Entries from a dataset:

....................

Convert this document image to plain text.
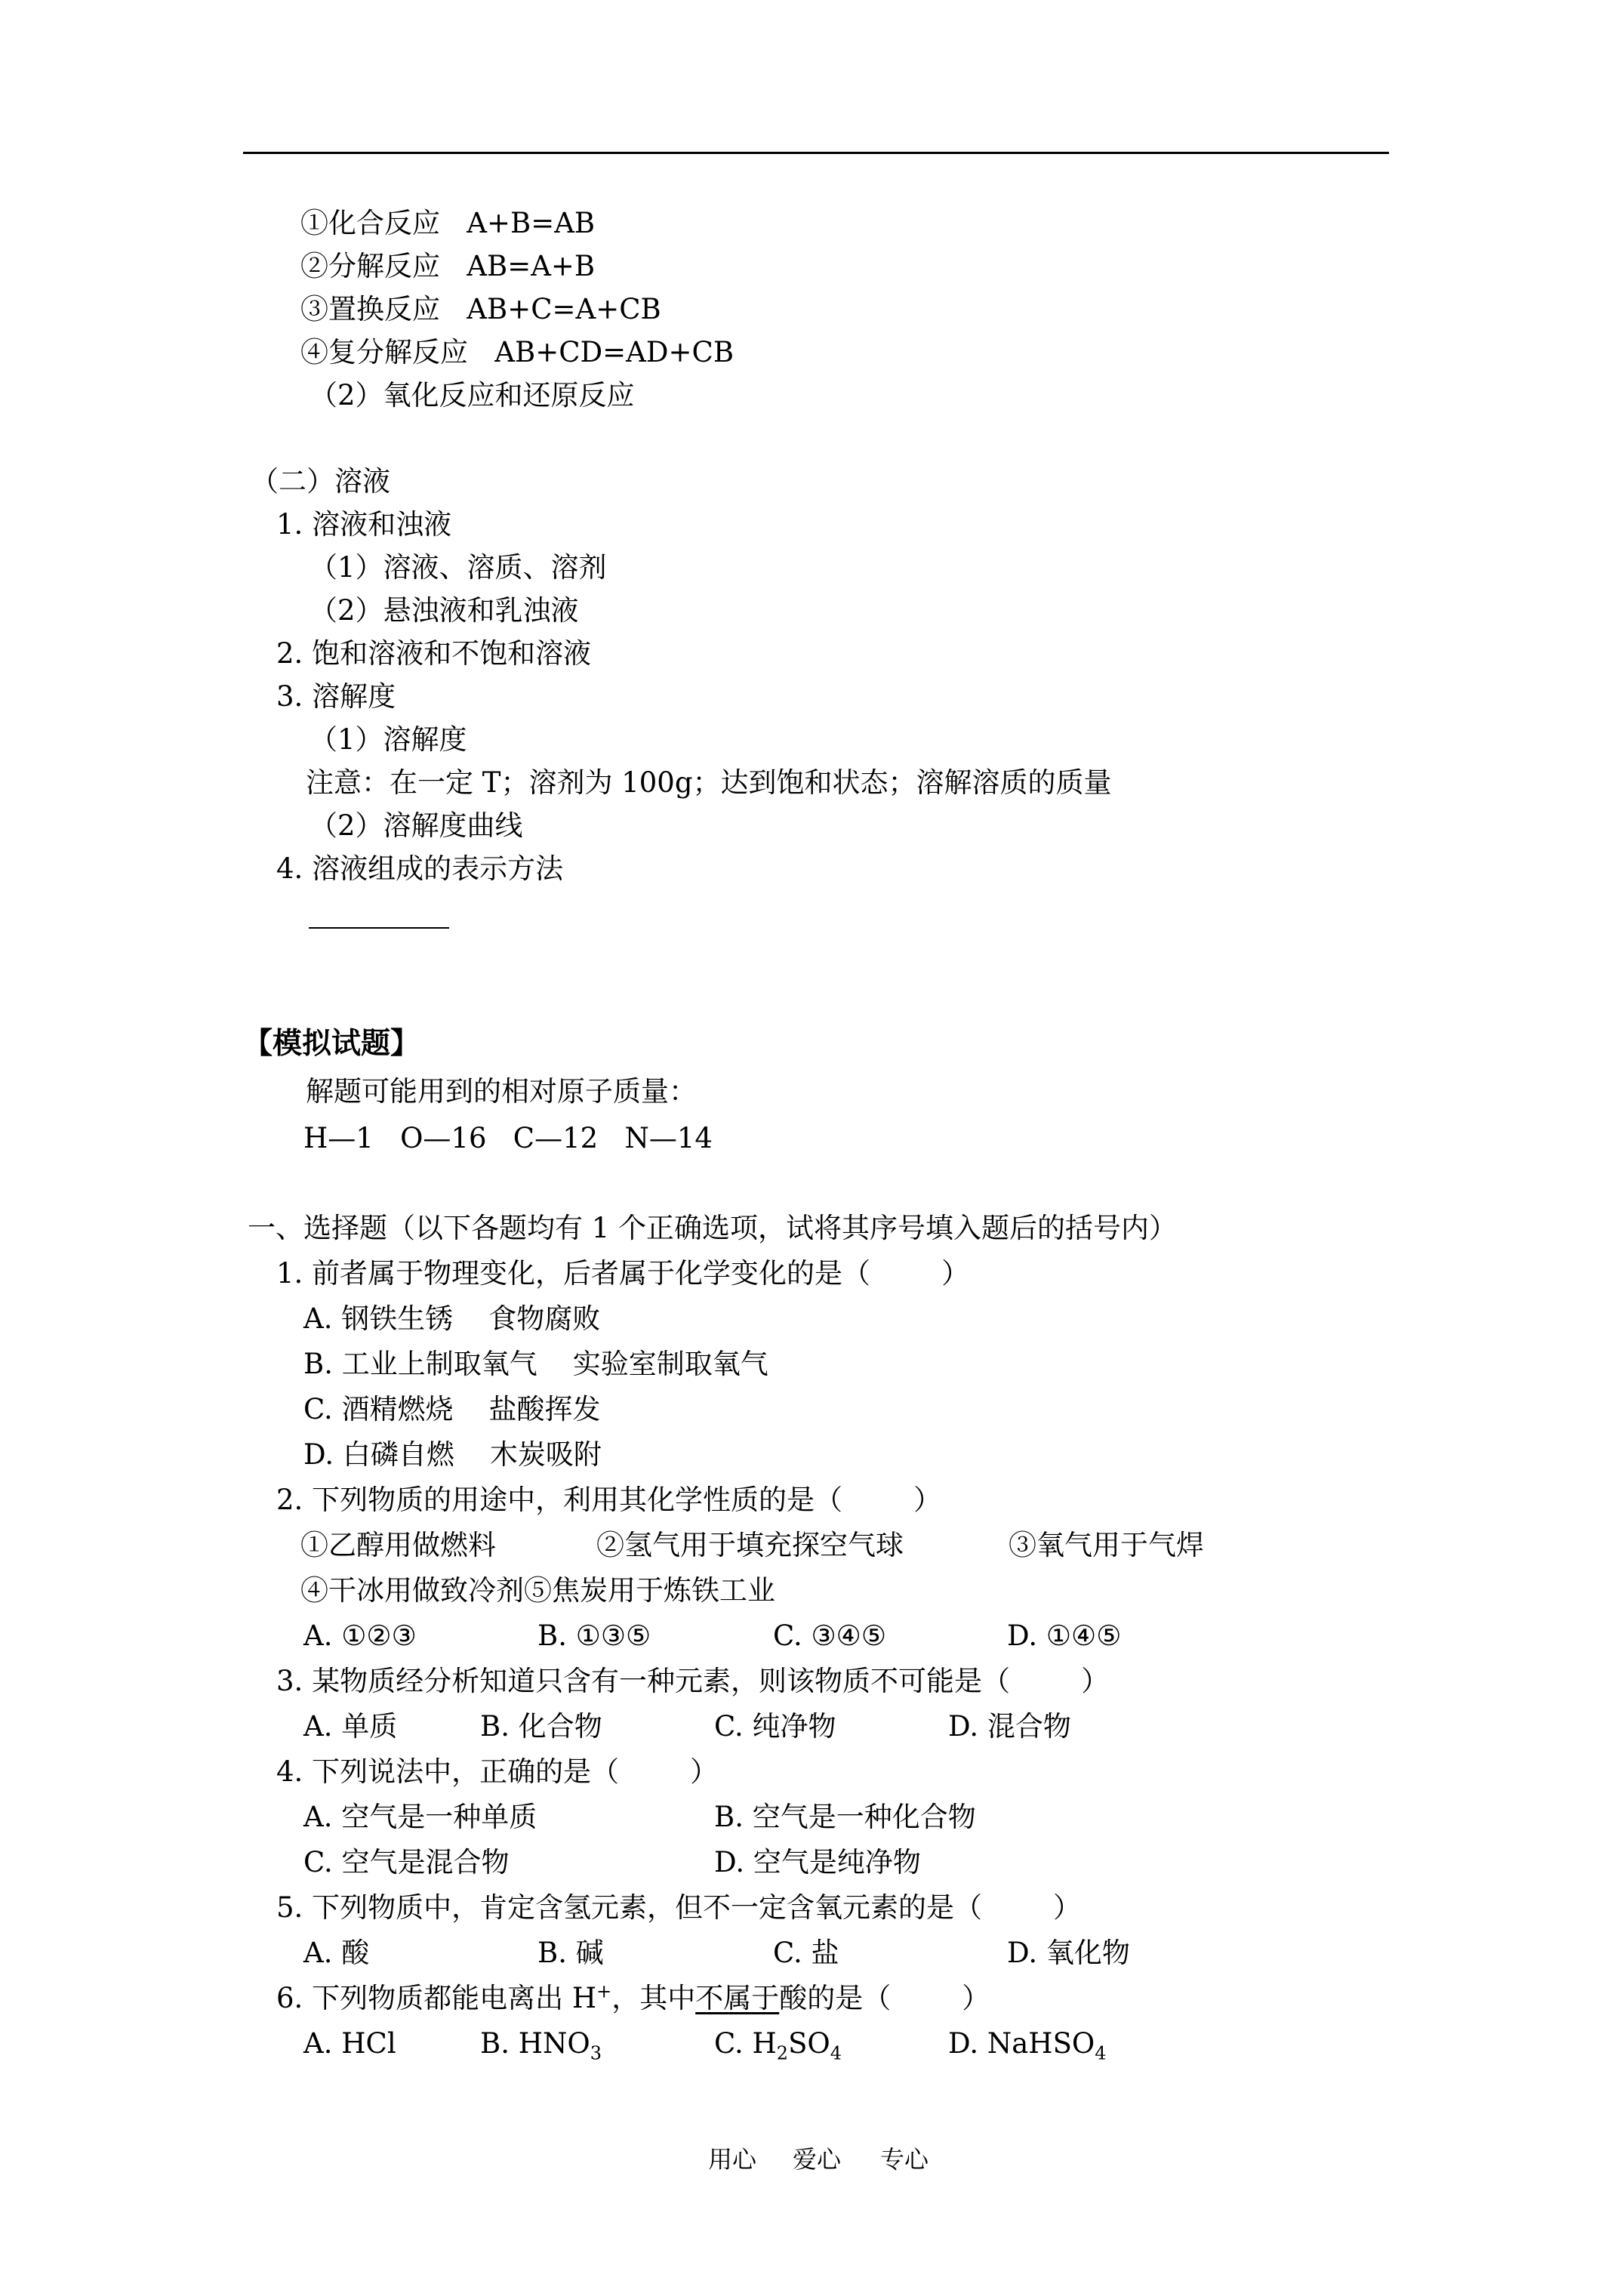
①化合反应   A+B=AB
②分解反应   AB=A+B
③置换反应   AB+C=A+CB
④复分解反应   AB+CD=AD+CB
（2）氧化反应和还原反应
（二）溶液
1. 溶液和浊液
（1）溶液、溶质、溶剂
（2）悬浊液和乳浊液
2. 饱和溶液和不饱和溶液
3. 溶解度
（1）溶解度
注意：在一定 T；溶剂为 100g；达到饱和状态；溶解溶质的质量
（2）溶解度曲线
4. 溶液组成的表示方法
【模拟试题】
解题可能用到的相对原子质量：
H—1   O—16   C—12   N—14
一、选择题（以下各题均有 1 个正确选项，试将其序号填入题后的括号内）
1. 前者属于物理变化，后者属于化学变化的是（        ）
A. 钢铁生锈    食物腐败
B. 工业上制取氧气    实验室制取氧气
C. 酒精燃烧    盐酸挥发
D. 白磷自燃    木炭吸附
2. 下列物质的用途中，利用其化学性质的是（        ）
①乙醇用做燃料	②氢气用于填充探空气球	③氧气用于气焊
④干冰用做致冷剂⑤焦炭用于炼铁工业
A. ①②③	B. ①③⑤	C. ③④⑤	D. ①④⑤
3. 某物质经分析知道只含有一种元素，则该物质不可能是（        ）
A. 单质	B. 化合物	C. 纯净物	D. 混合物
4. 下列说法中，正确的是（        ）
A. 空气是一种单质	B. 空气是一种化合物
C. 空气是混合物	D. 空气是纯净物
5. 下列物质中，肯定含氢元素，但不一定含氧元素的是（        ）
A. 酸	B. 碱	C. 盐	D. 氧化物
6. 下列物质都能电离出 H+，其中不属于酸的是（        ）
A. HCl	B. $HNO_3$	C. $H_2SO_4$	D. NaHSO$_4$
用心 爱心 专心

....................

Quote the records above exactly, leaving out any pictures.

RESULT OF THE TASK:
Convert this document image to plain text.
①化合反应   A+B=AB
②分解反应   AB=A+B
③置换反应   AB+C=A+CB
④复分解反应   AB+CD=AD+CB
（2）氧化反应和还原反应
（二）溶液
1. 溶液和浊液
（1）溶液、溶质、溶剂
（2）悬浊液和乳浊液
2. 饱和溶液和不饱和溶液
3. 溶解度
（1）溶解度
注意：在一定 T；溶剂为 100g；达到饱和状态；溶解溶质的质量
（2）溶解度曲线
4. 溶液组成的表示方法
【模拟试题】
解题可能用到的相对原子质量：
H—1   O—16   C—12   N—14
一、选择题（以下各题均有 1 个正确选项，试将其序号填入题后的括号内）
1. 前者属于物理变化，后者属于化学变化的是（        ）
A. 钢铁生锈    食物腐败
B. 工业上制取氧气    实验室制取氧气
C. 酒精燃烧    盐酸挥发
D. 白磷自燃    木炭吸附
2. 下列物质的用途中，利用其化学性质的是（        ）
①乙醇用做燃料	②氢气用于填充探空气球	③氧气用于气焊
④干冰用做致冷剂⑤焦炭用于炼铁工业
A. ①②③	B. ①③⑤	C. ③④⑤	D. ①④⑤
3. 某物质经分析知道只含有一种元素，则该物质不可能是（        ）
A. 单质	B. 化合物	C. 纯净物	D. 混合物
4. 下列说法中，正确的是（        ）
A. 空气是一种单质	B. 空气是一种化合物
C. 空气是混合物	D. 空气是纯净物
5. 下列物质中，肯定含氢元素，但不一定含氧元素的是（        ）
A. 酸	B. 碱	C. 盐	D. 氧化物
6. 下列物质都能电离出 H+，其中不属于酸的是（        ）
A. HCl	B. $HNO_3$	C. $H_2SO_4$	D. NaHSO$_4$
用心 爱心 专心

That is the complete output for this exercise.